- **Given request**
Begin at the line that contains "What text is on this page?" and repeat every line from there to the end of the records below, inclusive, without adding any other line.
-- Start Record extracts --
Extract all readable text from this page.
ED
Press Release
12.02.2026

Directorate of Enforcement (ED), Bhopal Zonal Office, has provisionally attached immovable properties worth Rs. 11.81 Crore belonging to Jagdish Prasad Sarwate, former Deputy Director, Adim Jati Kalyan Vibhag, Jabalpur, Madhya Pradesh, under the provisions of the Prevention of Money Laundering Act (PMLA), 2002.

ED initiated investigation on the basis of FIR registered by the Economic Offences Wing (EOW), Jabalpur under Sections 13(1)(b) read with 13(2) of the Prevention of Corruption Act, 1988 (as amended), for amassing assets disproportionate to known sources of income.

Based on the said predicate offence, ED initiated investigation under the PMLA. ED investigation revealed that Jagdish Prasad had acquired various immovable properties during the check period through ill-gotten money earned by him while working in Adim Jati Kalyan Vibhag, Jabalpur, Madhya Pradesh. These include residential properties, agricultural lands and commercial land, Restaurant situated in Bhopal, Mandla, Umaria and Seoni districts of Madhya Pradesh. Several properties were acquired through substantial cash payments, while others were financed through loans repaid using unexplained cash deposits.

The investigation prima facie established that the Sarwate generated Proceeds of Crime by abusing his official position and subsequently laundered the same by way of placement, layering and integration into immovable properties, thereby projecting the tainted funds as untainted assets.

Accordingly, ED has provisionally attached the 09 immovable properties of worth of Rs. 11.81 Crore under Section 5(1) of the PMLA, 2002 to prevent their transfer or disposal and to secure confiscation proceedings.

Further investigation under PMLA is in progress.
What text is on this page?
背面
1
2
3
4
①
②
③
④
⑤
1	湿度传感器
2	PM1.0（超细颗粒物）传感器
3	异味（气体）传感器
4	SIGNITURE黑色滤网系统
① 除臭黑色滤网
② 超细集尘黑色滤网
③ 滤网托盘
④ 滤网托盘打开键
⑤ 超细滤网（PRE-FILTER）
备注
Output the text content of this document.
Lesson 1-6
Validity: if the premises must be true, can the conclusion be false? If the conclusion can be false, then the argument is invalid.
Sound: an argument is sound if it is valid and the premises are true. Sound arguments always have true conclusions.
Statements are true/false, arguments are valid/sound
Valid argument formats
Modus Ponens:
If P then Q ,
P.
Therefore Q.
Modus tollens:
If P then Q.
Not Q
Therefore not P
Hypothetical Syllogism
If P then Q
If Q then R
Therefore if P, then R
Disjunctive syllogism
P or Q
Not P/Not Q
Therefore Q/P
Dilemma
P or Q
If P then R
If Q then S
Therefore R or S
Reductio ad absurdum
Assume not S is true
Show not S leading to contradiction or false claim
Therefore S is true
-- End Record extracts --
- **Task result**
What text is on this page?
背面
1
2
3
4
①
②
③
④
⑤
1	湿度传感器
2	PM1.0（超细颗粒物）传感器
3	异味（气体）传感器
4	SIGNITURE黑色滤网系统
① 除臭黑色滤网
② 超细集尘黑色滤网
③ 滤网托盘
④ 滤网托盘打开键
⑤ 超细滤网（PRE-FILTER）
备注
Output the text content of this document.
Lesson 1-6
Validity: if the premises must be true, can the conclusion be false? If the conclusion can be false, then the argument is invalid.
Sound: an argument is sound if it is valid and the premises are true. Sound arguments always have true conclusions.
Statements are true/false, arguments are valid/sound
Valid argument formats
Modus Ponens:
If P then Q ,
P.
Therefore Q.
Modus tollens:
If P then Q.
Not Q
Therefore not P
Hypothetical Syllogism
If P then Q
If Q then R
Therefore if P, then R
Disjunctive syllogism
P or Q
Not P/Not Q
Therefore Q/P
Dilemma
P or Q
If P then R
If Q then S
Therefore R or S
Reductio ad absurdum
Assume not S is true
Show not S leading to contradiction or false claim
Therefore S is true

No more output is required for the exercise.